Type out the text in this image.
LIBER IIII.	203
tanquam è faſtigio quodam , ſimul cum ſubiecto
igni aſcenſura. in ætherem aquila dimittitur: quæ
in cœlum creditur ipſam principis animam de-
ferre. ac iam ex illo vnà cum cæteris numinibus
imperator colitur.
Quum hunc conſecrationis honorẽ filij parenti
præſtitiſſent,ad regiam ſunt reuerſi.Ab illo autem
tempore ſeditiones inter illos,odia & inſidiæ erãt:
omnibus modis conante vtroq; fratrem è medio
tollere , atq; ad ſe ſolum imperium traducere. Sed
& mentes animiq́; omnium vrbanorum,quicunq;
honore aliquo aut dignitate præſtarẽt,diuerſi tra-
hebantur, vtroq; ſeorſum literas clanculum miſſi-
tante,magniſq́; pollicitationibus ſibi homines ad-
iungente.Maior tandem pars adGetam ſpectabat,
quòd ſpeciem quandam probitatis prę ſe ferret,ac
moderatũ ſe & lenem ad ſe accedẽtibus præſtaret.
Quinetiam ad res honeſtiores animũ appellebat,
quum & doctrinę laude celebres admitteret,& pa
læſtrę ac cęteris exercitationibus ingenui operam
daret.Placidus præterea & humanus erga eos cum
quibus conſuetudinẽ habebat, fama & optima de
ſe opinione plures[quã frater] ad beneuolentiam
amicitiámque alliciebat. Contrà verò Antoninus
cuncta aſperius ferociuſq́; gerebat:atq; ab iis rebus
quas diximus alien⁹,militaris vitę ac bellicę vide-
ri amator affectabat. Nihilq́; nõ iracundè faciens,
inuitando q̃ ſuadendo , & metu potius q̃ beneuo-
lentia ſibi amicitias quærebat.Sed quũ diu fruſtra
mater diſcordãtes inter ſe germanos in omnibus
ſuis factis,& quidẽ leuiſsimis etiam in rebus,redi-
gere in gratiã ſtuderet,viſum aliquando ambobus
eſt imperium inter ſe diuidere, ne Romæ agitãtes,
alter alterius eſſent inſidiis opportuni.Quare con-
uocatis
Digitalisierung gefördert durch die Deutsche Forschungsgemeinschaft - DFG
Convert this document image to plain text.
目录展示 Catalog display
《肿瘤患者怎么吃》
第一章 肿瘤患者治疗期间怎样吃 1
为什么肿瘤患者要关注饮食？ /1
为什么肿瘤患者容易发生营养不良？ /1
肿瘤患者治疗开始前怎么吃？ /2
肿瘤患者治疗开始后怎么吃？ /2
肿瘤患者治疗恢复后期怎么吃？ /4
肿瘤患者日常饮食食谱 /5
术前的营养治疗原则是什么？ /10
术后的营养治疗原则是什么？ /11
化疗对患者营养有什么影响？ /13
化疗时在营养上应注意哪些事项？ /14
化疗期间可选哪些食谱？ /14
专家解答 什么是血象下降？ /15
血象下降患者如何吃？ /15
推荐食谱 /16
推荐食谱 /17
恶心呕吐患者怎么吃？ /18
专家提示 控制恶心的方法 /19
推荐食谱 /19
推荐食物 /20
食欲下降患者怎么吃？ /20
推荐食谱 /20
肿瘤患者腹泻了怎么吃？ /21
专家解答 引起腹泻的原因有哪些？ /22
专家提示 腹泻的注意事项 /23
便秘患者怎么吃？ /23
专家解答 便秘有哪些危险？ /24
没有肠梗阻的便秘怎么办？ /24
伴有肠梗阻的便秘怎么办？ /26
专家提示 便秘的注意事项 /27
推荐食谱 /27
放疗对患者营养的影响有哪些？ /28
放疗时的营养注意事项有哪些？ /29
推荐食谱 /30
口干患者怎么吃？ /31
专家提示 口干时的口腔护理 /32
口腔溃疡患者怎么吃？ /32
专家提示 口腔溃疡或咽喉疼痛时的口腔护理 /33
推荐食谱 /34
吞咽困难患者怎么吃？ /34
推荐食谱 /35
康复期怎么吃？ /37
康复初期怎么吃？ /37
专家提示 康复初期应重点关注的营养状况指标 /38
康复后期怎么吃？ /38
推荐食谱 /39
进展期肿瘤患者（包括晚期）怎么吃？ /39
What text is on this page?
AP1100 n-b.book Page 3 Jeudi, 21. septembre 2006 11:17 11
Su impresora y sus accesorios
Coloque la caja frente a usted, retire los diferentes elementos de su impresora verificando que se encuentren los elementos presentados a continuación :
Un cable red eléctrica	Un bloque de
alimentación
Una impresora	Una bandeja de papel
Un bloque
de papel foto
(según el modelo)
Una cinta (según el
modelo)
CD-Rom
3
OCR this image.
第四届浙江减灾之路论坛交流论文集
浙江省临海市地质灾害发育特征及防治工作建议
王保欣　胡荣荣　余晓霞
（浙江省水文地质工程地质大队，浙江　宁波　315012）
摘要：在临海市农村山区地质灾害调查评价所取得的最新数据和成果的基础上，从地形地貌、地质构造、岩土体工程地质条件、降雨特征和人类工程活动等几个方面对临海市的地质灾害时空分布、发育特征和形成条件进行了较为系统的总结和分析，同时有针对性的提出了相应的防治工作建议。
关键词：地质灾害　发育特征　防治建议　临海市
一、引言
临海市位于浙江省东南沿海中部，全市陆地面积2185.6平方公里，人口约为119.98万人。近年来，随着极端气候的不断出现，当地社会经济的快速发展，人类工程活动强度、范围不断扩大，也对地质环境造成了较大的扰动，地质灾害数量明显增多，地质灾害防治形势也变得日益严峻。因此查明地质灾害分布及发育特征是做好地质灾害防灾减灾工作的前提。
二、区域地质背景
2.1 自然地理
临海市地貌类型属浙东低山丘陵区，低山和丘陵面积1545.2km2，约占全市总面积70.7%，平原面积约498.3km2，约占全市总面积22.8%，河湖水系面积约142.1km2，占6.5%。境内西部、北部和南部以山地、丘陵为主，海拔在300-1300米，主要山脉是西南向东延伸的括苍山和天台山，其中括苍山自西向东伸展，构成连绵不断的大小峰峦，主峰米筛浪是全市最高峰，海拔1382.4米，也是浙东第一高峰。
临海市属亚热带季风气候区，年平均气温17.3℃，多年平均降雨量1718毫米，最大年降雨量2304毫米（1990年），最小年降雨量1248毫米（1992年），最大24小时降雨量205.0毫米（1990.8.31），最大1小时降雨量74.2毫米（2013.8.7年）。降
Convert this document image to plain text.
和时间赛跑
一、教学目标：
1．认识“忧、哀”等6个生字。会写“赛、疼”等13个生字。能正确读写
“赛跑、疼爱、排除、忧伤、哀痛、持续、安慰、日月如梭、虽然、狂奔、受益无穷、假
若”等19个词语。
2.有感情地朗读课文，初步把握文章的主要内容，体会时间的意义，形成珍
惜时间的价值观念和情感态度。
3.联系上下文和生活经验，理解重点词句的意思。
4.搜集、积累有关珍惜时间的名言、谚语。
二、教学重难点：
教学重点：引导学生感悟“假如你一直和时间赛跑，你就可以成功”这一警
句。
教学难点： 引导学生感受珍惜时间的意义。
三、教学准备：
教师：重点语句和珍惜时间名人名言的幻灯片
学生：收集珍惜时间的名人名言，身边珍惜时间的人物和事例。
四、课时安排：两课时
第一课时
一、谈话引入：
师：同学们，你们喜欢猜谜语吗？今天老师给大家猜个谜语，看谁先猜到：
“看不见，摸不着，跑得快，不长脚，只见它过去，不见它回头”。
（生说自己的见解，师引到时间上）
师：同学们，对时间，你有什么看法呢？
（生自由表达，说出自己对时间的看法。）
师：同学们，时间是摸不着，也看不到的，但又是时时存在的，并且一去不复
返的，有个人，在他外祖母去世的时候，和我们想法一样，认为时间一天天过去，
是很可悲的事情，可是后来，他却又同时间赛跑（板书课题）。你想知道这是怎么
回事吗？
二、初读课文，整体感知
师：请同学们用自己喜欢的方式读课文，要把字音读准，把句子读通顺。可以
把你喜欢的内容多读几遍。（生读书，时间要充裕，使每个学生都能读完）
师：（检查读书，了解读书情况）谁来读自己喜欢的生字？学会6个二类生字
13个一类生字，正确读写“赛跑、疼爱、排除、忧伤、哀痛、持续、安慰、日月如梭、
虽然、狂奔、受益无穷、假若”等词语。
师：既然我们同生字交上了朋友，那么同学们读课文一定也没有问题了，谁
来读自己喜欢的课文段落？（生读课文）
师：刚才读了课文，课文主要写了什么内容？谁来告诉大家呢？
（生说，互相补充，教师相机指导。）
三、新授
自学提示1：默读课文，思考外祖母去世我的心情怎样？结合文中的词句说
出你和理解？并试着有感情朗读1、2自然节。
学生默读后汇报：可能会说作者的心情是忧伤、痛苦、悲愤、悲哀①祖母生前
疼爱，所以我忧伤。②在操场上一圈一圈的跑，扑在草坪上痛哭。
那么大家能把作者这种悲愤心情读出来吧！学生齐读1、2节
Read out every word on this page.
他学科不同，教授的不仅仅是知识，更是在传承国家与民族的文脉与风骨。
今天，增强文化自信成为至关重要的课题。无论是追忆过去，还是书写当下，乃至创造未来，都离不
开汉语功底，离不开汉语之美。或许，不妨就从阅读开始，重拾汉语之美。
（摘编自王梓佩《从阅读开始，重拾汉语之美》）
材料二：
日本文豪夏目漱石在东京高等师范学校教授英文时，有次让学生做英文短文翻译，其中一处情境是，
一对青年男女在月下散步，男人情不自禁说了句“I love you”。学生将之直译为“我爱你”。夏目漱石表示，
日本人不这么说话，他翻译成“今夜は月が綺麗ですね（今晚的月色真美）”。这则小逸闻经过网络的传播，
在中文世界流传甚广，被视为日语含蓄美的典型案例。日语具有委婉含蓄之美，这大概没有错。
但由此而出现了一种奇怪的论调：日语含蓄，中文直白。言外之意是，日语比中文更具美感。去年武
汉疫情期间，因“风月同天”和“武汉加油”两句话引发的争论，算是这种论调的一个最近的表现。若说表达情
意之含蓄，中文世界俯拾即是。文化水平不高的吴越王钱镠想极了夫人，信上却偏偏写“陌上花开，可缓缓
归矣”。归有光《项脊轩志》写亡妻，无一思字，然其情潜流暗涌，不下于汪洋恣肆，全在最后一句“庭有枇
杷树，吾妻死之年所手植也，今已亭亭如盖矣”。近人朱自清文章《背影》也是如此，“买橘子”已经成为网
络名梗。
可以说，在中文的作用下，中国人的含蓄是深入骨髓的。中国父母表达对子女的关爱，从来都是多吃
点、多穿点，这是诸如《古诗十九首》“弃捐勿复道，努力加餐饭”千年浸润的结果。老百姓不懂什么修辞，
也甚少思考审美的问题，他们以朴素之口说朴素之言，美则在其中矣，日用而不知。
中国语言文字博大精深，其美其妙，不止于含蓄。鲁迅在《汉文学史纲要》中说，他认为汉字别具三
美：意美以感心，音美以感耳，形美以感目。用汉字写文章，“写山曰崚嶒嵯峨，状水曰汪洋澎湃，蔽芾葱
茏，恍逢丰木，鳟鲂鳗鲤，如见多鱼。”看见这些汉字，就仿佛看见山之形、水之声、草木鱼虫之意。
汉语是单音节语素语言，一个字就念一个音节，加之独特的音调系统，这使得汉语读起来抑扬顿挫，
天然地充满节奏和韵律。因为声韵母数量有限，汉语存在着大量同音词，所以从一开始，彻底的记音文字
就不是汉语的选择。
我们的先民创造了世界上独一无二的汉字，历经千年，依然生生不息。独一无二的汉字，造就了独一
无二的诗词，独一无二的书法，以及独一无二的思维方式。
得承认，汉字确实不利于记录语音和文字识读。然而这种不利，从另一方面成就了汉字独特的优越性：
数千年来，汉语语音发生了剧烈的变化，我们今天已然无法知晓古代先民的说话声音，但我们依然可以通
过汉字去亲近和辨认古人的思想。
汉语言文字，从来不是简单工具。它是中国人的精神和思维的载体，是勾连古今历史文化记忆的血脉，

Instructions to follow: From the data above, copy each line that holds "日月如梭".

Result of this exercise:
“赛跑、疼爱、排除、忧伤、哀痛、持续、安慰、日月如梭、虽然、狂奔、受益无穷、假
13个一类生字，正确读写“赛跑、疼爱、排除、忧伤、哀痛、持续、安慰、日月如梭、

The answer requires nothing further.